PROBLEM REQUIREMENTS:
Copy every line of the following data that includes the string "Diagnostics".
** START OF INPUT FOR THIS TASK **
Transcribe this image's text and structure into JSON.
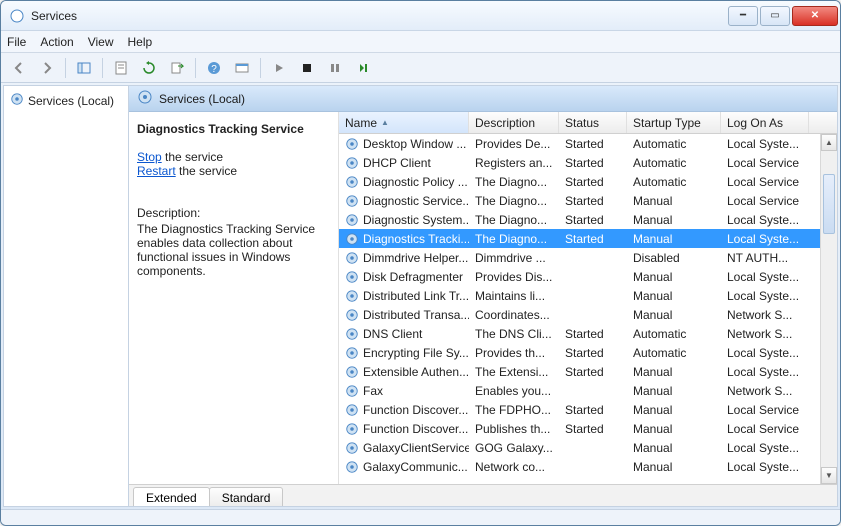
{
  "window": {
    "title": "Services"
  },
  "menubar": [
    "File",
    "Action",
    "View",
    "Help"
  ],
  "tree": {
    "root_label": "Services (Local)"
  },
  "detail": {
    "header_label": "Services (Local)",
    "selected_service": "Diagnostics Tracking Service",
    "stop_link": "Stop",
    "stop_suffix": " the service",
    "restart_link": "Restart",
    "restart_suffix": " the service",
    "description_label": "Description:",
    "description_text": "The Diagnostics Tracking Service enables data collection about functional issues in Windows components."
  },
  "columns": {
    "name": "Name",
    "description": "Description",
    "status": "Status",
    "startup": "Startup Type",
    "logon": "Log On As"
  },
  "tabs": {
    "extended": "Extended",
    "standard": "Standard"
  },
  "rows": [
    {
      "name": "Desktop Window ...",
      "desc": "Provides De...",
      "status": "Started",
      "startup": "Automatic",
      "logon": "Local Syste...",
      "selected": false
    },
    {
      "name": "DHCP Client",
      "desc": "Registers an...",
      "status": "Started",
      "startup": "Automatic",
      "logon": "Local Service",
      "selected": false
    },
    {
      "name": "Diagnostic Policy ...",
      "desc": "The Diagno...",
      "status": "Started",
      "startup": "Automatic",
      "logon": "Local Service",
      "selected": false
    },
    {
      "name": "Diagnostic Service...",
      "desc": "The Diagno...",
      "status": "Started",
      "startup": "Manual",
      "logon": "Local Service",
      "selected": false
    },
    {
      "name": "Diagnostic System...",
      "desc": "The Diagno...",
      "status": "Started",
      "startup": "Manual",
      "logon": "Local Syste...",
      "selected": false
    },
    {
      "name": "Diagnostics Tracki...",
      "desc": "The Diagno...",
      "status": "Started",
      "startup": "Manual",
      "logon": "Local Syste...",
      "selected": true
    },
    {
      "name": "Dimmdrive Helper...",
      "desc": "Dimmdrive ...",
      "status": "",
      "startup": "Disabled",
      "logon": "NT AUTH...",
      "selected": false
    },
    {
      "name": "Disk Defragmenter",
      "desc": "Provides Dis...",
      "status": "",
      "startup": "Manual",
      "logon": "Local Syste...",
      "selected": false
    },
    {
      "name": "Distributed Link Tr...",
      "desc": "Maintains li...",
      "status": "",
      "startup": "Manual",
      "logon": "Local Syste...",
      "selected": false
    },
    {
      "name": "Distributed Transa...",
      "desc": "Coordinates...",
      "status": "",
      "startup": "Manual",
      "logon": "Network S...",
      "selected": false
    },
    {
      "name": "DNS Client",
      "desc": "The DNS Cli...",
      "status": "Started",
      "startup": "Automatic",
      "logon": "Network S...",
      "selected": false
    },
    {
      "name": "Encrypting File Sy...",
      "desc": "Provides th...",
      "status": "Started",
      "startup": "Automatic",
      "logon": "Local Syste...",
      "selected": false
    },
    {
      "name": "Extensible Authen...",
      "desc": "The Extensi...",
      "status": "Started",
      "startup": "Manual",
      "logon": "Local Syste...",
      "selected": false
    },
    {
      "name": "Fax",
      "desc": "Enables you...",
      "status": "",
      "startup": "Manual",
      "logon": "Network S...",
      "selected": false
    },
    {
      "name": "Function Discover...",
      "desc": "The FDPHO...",
      "status": "Started",
      "startup": "Manual",
      "logon": "Local Service",
      "selected": false
    },
    {
      "name": "Function Discover...",
      "desc": "Publishes th...",
      "status": "Started",
      "startup": "Manual",
      "logon": "Local Service",
      "selected": false
    },
    {
      "name": "GalaxyClientService",
      "desc": "GOG Galaxy...",
      "status": "",
      "startup": "Manual",
      "logon": "Local Syste...",
      "selected": false
    },
    {
      "name": "GalaxyCommunic...",
      "desc": "Network co...",
      "status": "",
      "startup": "Manual",
      "logon": "Local Syste...",
      "selected": false
    }
  ]
}
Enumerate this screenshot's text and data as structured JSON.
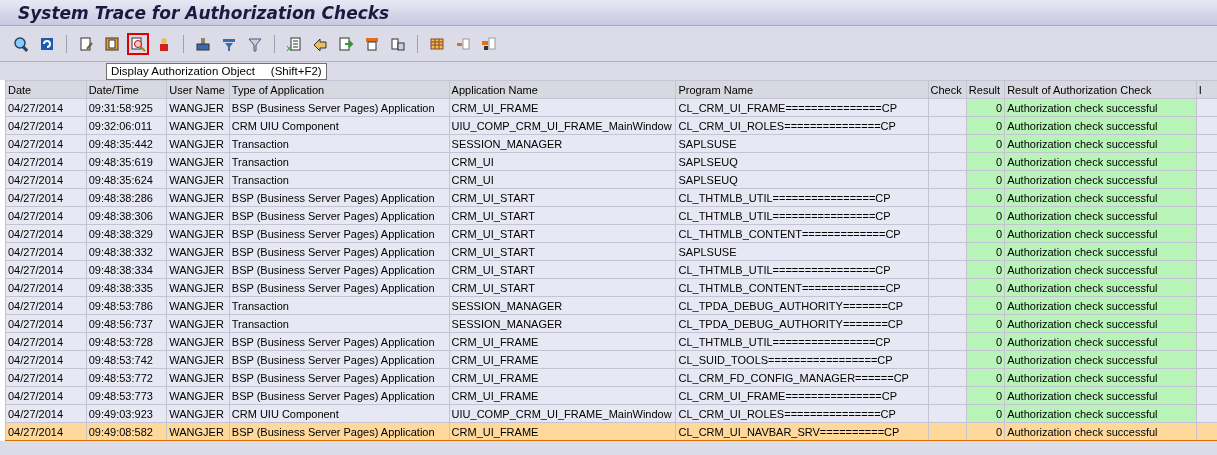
{
  "window": {
    "title": "System Trace for Authorization Checks"
  },
  "toolbar": [
    {
      "selected": false
    },
    {
      "selected": false
    },
    {
      "selected": false
    },
    {
      "selected": false
    },
    {
      "selected": true
    },
    {
      "selected": false
    },
    {
      "selected": false
    },
    {
      "selected": false
    },
    {
      "selected": false
    },
    {
      "selected": false
    },
    {
      "selected": false
    },
    {
      "selected": false
    },
    {
      "selected": false
    },
    {
      "selected": false
    },
    {
      "selected": false
    },
    {
      "selected": false
    },
    {
      "selected": false
    }
  ],
  "tooltip": {
    "text": "Display Authorization Object",
    "shortcut": "(Shift+F2)"
  },
  "table": {
    "columns": [
      "Date",
      "Date/Time",
      "User Name",
      "Type of Application",
      "Application Name",
      "Program Name",
      "Check",
      "Result",
      "Result of Authorization Check",
      "I"
    ],
    "rows": [
      {
        "cells": [
          "04/27/2014",
          "09:31:58:925",
          "WANGJER",
          "BSP (Business Server Pages) Application",
          "CRM_UI_FRAME",
          "CL_CRM_UI_FRAME===============CP",
          "",
          "0",
          "Authorization check successful"
        ],
        "selected": false
      },
      {
        "cells": [
          "04/27/2014",
          "09:32:06:011",
          "WANGJER",
          "CRM UIU Component",
          "UIU_COMP_CRM_UI_FRAME_MainWindow",
          "CL_CRM_UI_ROLES===============CP",
          "",
          "0",
          "Authorization check successful"
        ],
        "selected": false
      },
      {
        "cells": [
          "04/27/2014",
          "09:48:35:442",
          "WANGJER",
          "Transaction",
          "SESSION_MANAGER",
          "SAPLSUSE",
          "",
          "0",
          "Authorization check successful"
        ],
        "selected": false
      },
      {
        "cells": [
          "04/27/2014",
          "09:48:35:619",
          "WANGJER",
          "Transaction",
          "CRM_UI",
          "SAPLSEUQ",
          "",
          "0",
          "Authorization check successful"
        ],
        "selected": false
      },
      {
        "cells": [
          "04/27/2014",
          "09:48:35:624",
          "WANGJER",
          "Transaction",
          "CRM_UI",
          "SAPLSEUQ",
          "",
          "0",
          "Authorization check successful"
        ],
        "selected": false
      },
      {
        "cells": [
          "04/27/2014",
          "09:48:38:286",
          "WANGJER",
          "BSP (Business Server Pages) Application",
          "CRM_UI_START",
          "CL_THTMLB_UTIL================CP",
          "",
          "0",
          "Authorization check successful"
        ],
        "selected": false
      },
      {
        "cells": [
          "04/27/2014",
          "09:48:38:306",
          "WANGJER",
          "BSP (Business Server Pages) Application",
          "CRM_UI_START",
          "CL_THTMLB_UTIL================CP",
          "",
          "0",
          "Authorization check successful"
        ],
        "selected": false
      },
      {
        "cells": [
          "04/27/2014",
          "09:48:38:329",
          "WANGJER",
          "BSP (Business Server Pages) Application",
          "CRM_UI_START",
          "CL_THTMLB_CONTENT=============CP",
          "",
          "0",
          "Authorization check successful"
        ],
        "selected": false
      },
      {
        "cells": [
          "04/27/2014",
          "09:48:38:332",
          "WANGJER",
          "BSP (Business Server Pages) Application",
          "CRM_UI_START",
          "SAPLSUSE",
          "",
          "0",
          "Authorization check successful"
        ],
        "selected": false
      },
      {
        "cells": [
          "04/27/2014",
          "09:48:38:334",
          "WANGJER",
          "BSP (Business Server Pages) Application",
          "CRM_UI_START",
          "CL_THTMLB_UTIL================CP",
          "",
          "0",
          "Authorization check successful"
        ],
        "selected": false
      },
      {
        "cells": [
          "04/27/2014",
          "09:48:38:335",
          "WANGJER",
          "BSP (Business Server Pages) Application",
          "CRM_UI_START",
          "CL_THTMLB_CONTENT=============CP",
          "",
          "0",
          "Authorization check successful"
        ],
        "selected": false
      },
      {
        "cells": [
          "04/27/2014",
          "09:48:53:786",
          "WANGJER",
          "Transaction",
          "SESSION_MANAGER",
          "CL_TPDA_DEBUG_AUTHORITY=======CP",
          "",
          "0",
          "Authorization check successful"
        ],
        "selected": false
      },
      {
        "cells": [
          "04/27/2014",
          "09:48:56:737",
          "WANGJER",
          "Transaction",
          "SESSION_MANAGER",
          "CL_TPDA_DEBUG_AUTHORITY=======CP",
          "",
          "0",
          "Authorization check successful"
        ],
        "selected": false
      },
      {
        "cells": [
          "04/27/2014",
          "09:48:53:728",
          "WANGJER",
          "BSP (Business Server Pages) Application",
          "CRM_UI_FRAME",
          "CL_THTMLB_UTIL================CP",
          "",
          "0",
          "Authorization check successful"
        ],
        "selected": false
      },
      {
        "cells": [
          "04/27/2014",
          "09:48:53:742",
          "WANGJER",
          "BSP (Business Server Pages) Application",
          "CRM_UI_FRAME",
          "CL_SUID_TOOLS=================CP",
          "",
          "0",
          "Authorization check successful"
        ],
        "selected": false
      },
      {
        "cells": [
          "04/27/2014",
          "09:48:53:772",
          "WANGJER",
          "BSP (Business Server Pages) Application",
          "CRM_UI_FRAME",
          "CL_CRM_FD_CONFIG_MANAGER======CP",
          "",
          "0",
          "Authorization check successful"
        ],
        "selected": false
      },
      {
        "cells": [
          "04/27/2014",
          "09:48:53:773",
          "WANGJER",
          "BSP (Business Server Pages) Application",
          "CRM_UI_FRAME",
          "CL_CRM_UI_FRAME===============CP",
          "",
          "0",
          "Authorization check successful"
        ],
        "selected": false
      },
      {
        "cells": [
          "04/27/2014",
          "09:49:03:923",
          "WANGJER",
          "CRM UIU Component",
          "UIU_COMP_CRM_UI_FRAME_MainWindow",
          "CL_CRM_UI_ROLES===============CP",
          "",
          "0",
          "Authorization check successful"
        ],
        "selected": false
      },
      {
        "cells": [
          "04/27/2014",
          "09:49:08:582",
          "WANGJER",
          "BSP (Business Server Pages) Application",
          "CRM_UI_FRAME",
          "CL_CRM_UI_NAVBAR_SRV==========CP",
          "",
          "0",
          "Authorization check successful"
        ],
        "selected": true
      }
    ]
  }
}
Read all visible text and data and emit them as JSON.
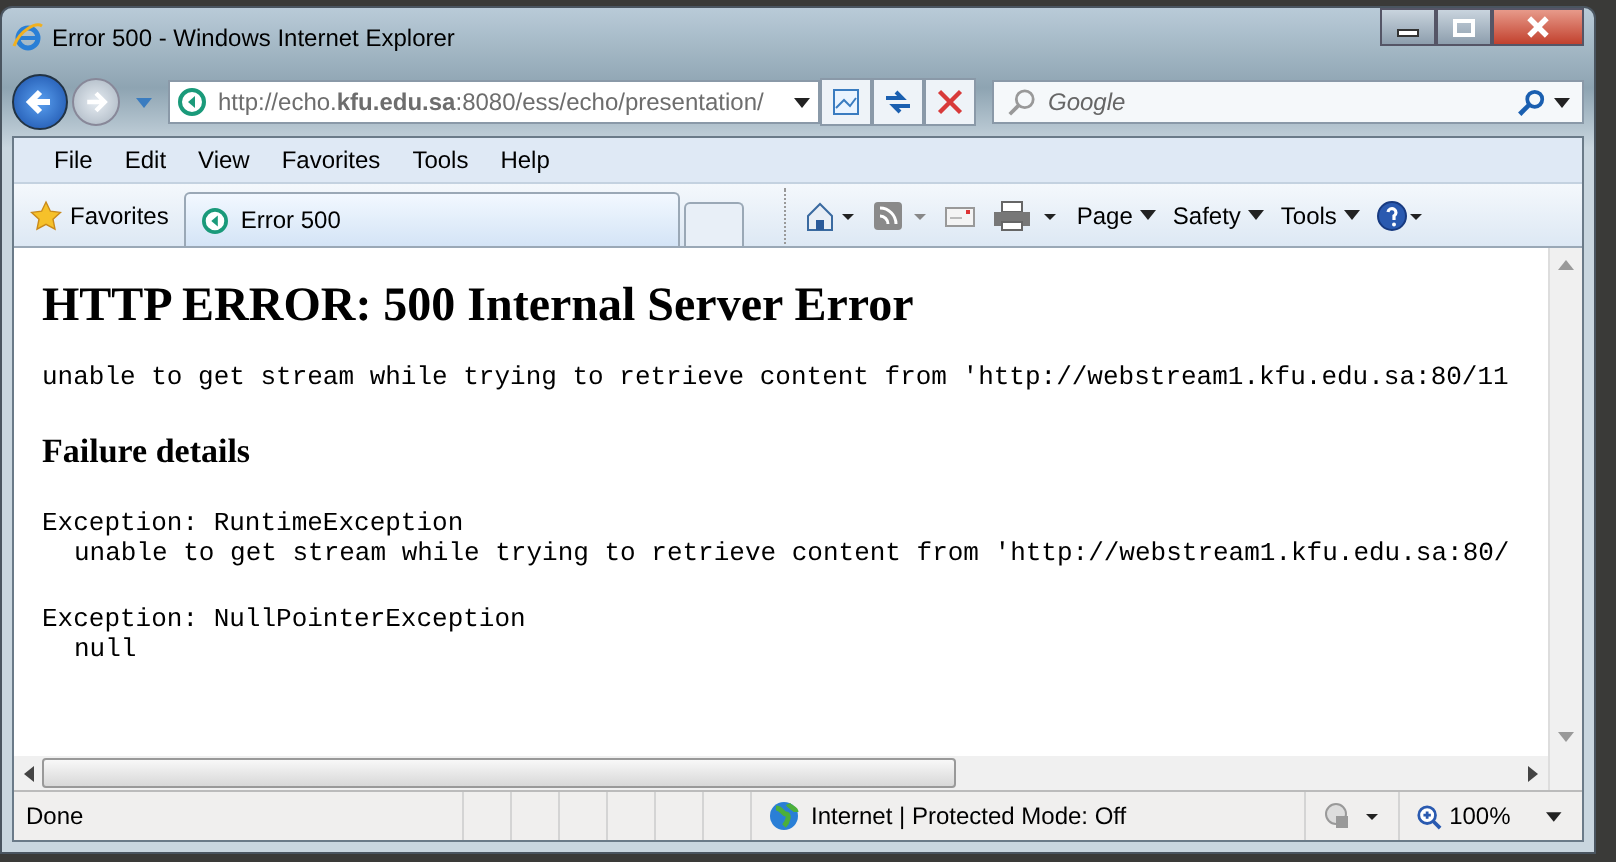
** END OF INPUT FOR THIS TASK **
FINISHED EXERCISE:
    "selected_service": "Diagnostics Tracking Service",
    "description_text": "The Diagnostics Tracking Service enables data collection about functional issues in Windows components."
      "name": "Diagnostics Tracki...",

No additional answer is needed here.